==== Supplied information ====

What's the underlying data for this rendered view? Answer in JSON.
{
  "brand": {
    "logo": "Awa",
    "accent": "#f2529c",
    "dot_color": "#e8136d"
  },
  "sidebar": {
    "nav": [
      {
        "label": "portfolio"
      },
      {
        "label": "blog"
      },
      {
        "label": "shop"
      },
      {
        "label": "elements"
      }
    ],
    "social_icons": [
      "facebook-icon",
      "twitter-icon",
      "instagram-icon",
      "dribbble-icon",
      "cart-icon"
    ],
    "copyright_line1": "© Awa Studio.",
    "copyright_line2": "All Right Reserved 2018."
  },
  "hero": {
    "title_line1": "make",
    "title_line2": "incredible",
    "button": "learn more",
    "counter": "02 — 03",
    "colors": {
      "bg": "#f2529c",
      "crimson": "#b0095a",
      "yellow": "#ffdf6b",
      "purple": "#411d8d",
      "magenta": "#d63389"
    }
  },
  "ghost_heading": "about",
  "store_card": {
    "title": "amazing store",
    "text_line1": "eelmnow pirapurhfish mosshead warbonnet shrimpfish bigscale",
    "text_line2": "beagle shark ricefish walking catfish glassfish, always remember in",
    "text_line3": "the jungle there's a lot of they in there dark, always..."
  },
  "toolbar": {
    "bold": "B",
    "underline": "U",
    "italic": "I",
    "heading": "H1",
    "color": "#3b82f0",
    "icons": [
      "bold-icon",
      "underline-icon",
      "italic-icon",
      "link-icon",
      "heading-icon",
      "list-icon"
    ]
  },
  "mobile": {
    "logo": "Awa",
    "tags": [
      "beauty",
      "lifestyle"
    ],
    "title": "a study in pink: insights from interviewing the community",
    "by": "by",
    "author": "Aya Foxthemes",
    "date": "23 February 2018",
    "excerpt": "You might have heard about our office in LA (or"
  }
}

====
==== Supplied information ====

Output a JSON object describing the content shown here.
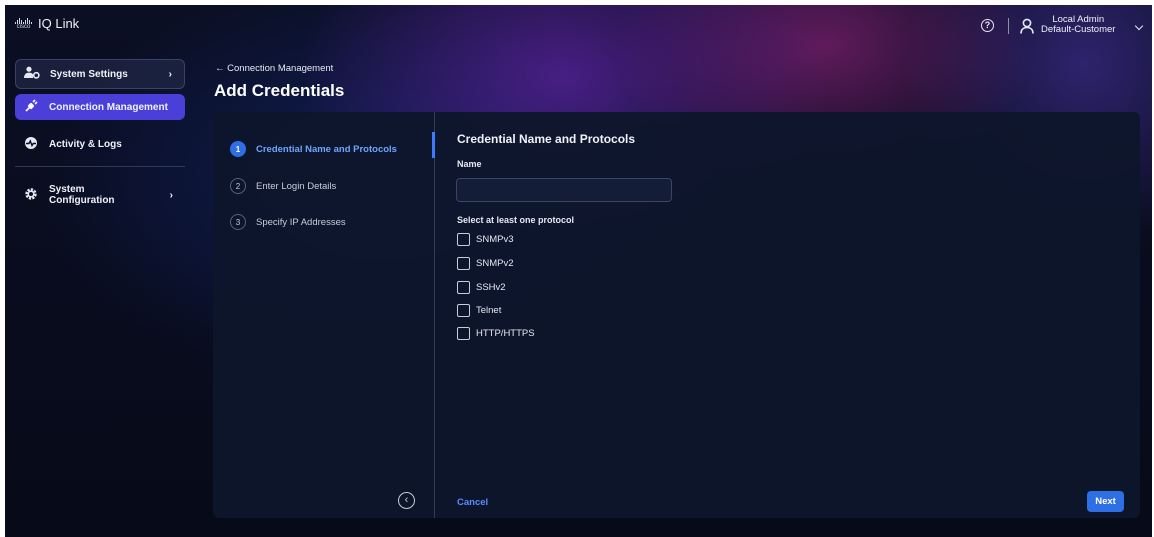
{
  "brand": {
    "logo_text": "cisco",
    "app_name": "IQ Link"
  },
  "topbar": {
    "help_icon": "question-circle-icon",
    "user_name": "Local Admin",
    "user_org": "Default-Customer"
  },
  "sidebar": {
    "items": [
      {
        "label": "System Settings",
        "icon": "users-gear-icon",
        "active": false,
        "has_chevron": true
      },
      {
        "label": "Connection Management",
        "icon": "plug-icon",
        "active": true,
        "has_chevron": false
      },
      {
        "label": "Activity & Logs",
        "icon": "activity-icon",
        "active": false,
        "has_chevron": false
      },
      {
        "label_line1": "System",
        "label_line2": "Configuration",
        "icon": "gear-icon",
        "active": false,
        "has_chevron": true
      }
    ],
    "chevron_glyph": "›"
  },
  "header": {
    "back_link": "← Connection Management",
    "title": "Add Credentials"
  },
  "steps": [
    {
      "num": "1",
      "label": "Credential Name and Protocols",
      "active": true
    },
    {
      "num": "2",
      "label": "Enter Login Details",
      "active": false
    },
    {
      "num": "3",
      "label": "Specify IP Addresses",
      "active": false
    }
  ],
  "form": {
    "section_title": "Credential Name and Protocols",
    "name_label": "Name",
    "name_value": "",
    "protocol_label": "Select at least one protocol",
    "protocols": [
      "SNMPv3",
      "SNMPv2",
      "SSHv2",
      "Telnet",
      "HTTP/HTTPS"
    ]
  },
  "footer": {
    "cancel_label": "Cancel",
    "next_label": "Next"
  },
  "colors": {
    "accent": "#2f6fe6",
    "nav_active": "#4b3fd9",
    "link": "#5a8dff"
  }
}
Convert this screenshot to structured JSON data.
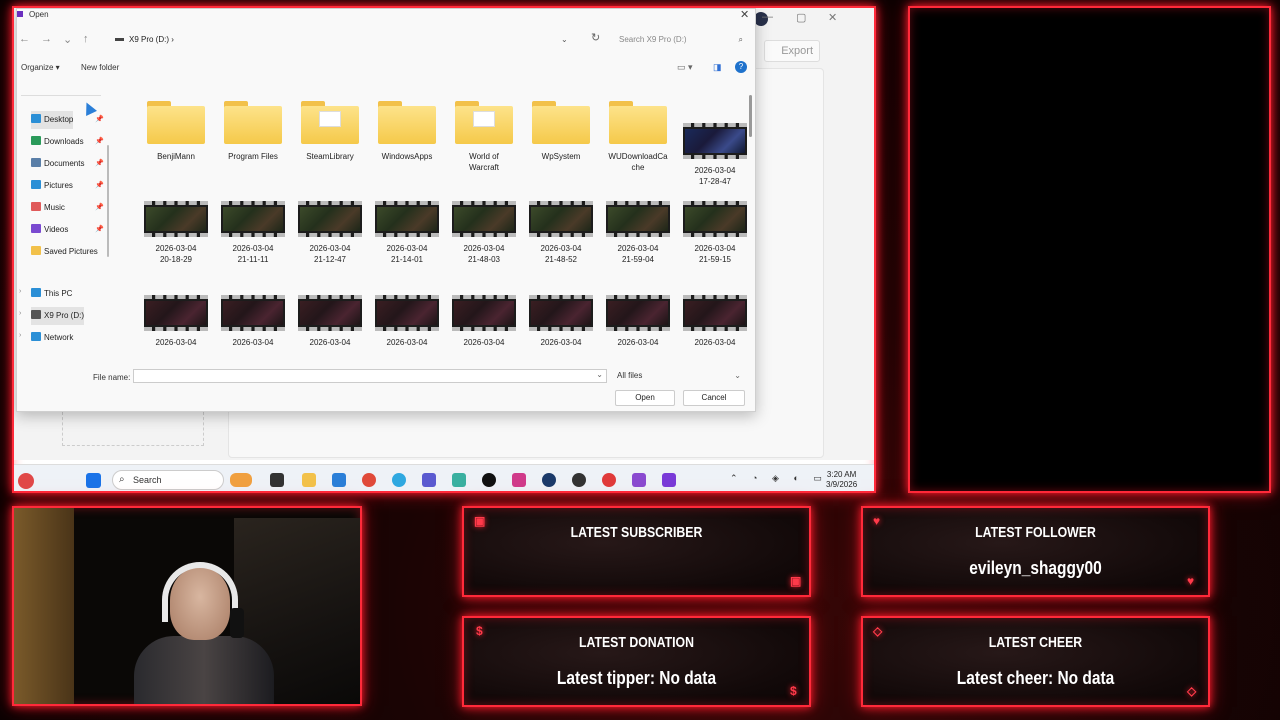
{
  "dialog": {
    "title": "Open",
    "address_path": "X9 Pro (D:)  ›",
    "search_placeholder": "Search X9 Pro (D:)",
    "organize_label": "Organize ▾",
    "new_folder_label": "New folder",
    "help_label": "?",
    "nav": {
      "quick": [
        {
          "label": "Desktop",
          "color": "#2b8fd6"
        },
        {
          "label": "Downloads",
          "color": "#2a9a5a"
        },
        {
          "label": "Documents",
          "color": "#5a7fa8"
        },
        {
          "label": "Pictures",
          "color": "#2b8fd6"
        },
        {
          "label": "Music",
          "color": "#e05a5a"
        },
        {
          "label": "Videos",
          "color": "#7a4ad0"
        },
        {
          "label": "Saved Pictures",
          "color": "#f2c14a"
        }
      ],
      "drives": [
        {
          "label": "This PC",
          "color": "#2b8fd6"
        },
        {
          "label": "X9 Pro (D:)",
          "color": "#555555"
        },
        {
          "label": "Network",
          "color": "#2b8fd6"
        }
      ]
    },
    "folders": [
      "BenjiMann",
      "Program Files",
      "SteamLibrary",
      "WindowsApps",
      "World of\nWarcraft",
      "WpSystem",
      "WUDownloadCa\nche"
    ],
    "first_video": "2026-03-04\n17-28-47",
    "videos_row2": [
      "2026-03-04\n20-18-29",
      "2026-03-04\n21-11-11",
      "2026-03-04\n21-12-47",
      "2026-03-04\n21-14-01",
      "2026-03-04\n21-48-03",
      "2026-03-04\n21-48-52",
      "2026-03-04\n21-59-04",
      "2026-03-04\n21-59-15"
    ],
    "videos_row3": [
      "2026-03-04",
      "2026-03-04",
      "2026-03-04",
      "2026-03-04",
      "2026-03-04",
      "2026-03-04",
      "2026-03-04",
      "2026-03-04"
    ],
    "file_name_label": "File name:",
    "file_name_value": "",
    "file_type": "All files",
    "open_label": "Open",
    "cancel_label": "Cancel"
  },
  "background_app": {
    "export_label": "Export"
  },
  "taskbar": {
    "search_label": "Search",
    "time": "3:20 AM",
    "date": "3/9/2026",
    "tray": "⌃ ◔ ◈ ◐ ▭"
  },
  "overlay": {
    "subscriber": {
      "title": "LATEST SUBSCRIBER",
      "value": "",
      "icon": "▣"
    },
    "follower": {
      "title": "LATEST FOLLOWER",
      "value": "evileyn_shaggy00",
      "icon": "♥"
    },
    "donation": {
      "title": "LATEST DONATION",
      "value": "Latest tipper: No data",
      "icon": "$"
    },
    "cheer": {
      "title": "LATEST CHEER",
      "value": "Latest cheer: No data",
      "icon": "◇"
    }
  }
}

====
==== Supplied information ====

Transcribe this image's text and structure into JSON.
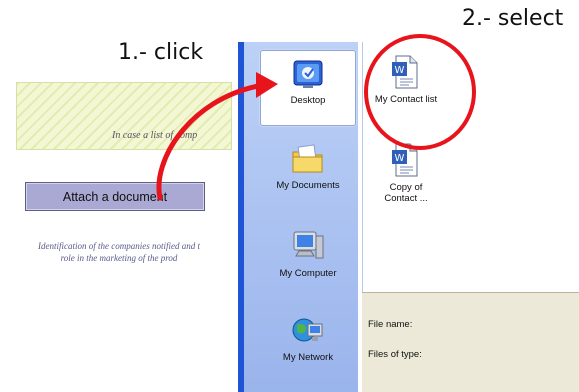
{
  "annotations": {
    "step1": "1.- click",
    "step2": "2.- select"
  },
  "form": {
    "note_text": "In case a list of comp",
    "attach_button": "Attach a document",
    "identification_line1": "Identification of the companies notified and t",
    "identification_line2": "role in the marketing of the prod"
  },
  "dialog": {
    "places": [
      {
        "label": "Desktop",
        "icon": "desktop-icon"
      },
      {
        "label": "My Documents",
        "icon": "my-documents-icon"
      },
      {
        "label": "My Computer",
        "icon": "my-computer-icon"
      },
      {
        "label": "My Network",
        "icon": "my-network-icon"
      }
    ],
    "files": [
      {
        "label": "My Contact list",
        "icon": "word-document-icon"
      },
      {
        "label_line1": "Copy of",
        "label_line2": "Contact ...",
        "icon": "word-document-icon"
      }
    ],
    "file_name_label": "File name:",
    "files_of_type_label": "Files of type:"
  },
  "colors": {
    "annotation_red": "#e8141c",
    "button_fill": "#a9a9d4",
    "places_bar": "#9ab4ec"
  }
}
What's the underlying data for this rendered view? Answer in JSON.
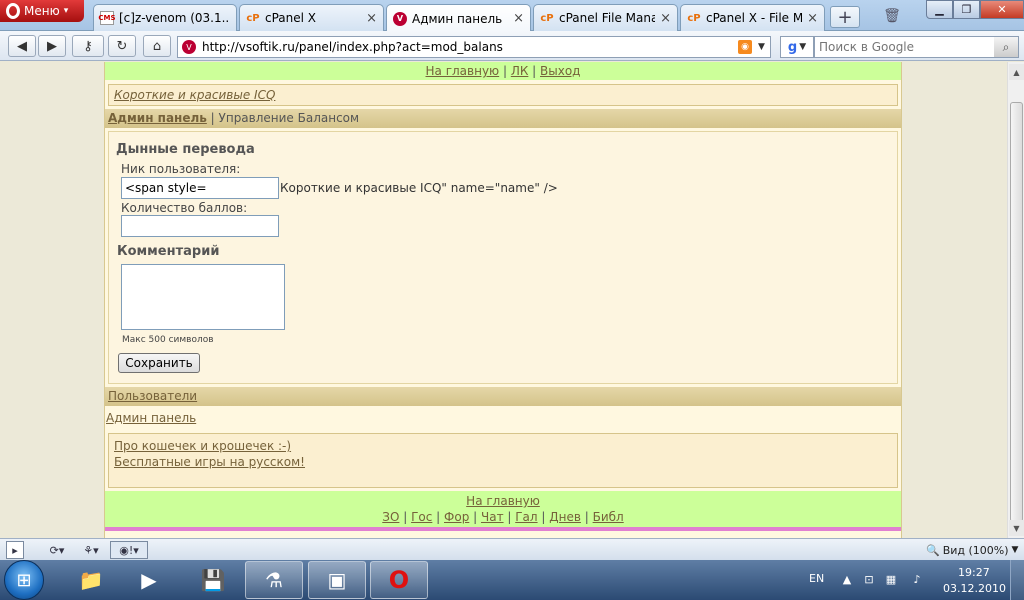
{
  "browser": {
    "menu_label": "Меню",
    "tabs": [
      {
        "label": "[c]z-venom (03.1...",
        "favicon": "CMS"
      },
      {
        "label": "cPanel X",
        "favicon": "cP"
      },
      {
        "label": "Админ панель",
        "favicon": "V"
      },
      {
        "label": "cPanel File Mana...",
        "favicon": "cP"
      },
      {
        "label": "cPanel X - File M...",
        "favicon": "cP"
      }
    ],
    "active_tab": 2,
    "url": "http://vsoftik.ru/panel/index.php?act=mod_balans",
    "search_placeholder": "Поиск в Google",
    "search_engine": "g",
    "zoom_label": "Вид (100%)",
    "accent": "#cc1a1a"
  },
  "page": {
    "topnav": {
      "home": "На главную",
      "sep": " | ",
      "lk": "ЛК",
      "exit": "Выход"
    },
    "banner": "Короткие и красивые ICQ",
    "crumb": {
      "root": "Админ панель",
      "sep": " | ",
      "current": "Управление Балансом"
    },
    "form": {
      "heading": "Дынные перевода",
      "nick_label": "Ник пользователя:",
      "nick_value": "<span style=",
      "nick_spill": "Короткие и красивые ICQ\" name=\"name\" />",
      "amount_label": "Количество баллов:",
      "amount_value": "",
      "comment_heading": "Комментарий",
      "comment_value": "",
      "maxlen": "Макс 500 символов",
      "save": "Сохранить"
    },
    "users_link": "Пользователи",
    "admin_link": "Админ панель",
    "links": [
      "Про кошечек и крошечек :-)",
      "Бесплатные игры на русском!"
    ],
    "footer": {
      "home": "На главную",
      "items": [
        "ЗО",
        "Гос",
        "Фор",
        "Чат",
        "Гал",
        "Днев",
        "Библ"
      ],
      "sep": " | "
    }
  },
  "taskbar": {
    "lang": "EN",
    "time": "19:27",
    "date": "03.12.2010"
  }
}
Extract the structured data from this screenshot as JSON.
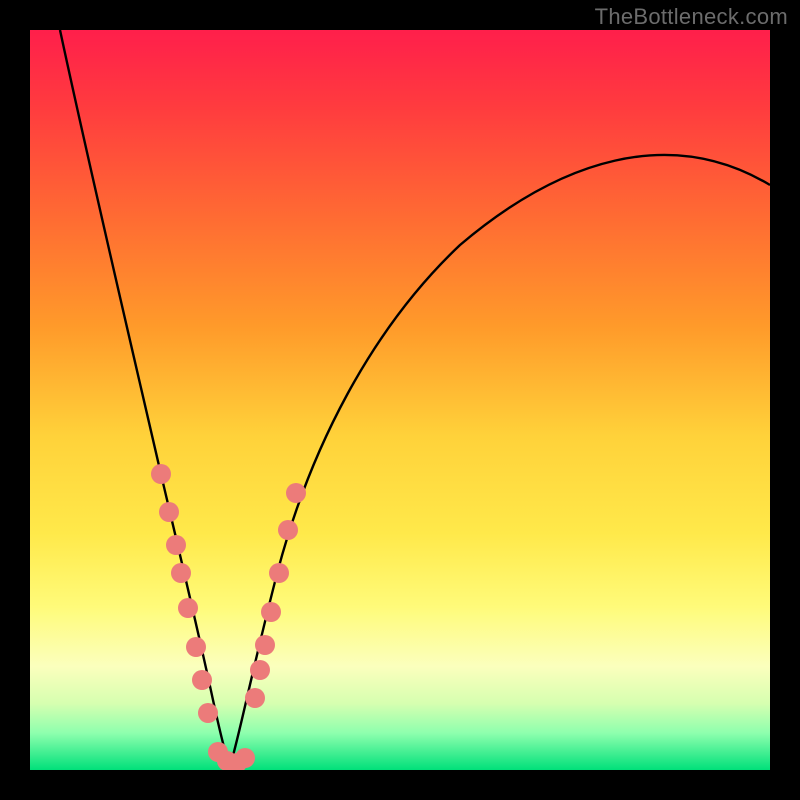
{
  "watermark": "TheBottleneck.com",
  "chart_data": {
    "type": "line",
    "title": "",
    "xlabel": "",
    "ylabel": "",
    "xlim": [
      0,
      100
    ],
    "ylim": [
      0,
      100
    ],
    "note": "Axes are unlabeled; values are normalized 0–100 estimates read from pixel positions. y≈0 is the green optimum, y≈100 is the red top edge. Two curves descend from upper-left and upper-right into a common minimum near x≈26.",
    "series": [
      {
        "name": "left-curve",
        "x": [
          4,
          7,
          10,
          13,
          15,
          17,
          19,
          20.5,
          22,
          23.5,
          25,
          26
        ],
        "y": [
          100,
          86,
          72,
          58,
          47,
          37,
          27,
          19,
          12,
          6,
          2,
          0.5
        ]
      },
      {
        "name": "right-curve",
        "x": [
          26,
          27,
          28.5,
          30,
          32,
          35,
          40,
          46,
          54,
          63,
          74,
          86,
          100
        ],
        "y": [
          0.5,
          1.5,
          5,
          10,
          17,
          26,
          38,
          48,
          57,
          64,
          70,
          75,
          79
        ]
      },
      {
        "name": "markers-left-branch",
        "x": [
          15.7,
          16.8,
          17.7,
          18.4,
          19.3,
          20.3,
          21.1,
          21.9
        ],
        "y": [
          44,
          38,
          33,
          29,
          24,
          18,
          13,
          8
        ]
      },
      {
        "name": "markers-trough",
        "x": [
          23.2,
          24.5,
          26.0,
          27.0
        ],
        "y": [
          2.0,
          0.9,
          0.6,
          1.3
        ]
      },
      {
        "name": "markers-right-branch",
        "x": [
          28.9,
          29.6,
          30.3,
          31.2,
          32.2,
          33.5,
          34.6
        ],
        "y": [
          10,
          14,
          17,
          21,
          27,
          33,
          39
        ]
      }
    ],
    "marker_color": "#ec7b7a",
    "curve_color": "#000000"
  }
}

====

■ What you should do:
Copy each line of the records containing the string "cPanel".

■ Response:
        "label": "cPanel X",
        "label": "cPanel File Mana...",
        "label": "cPanel X - File M...",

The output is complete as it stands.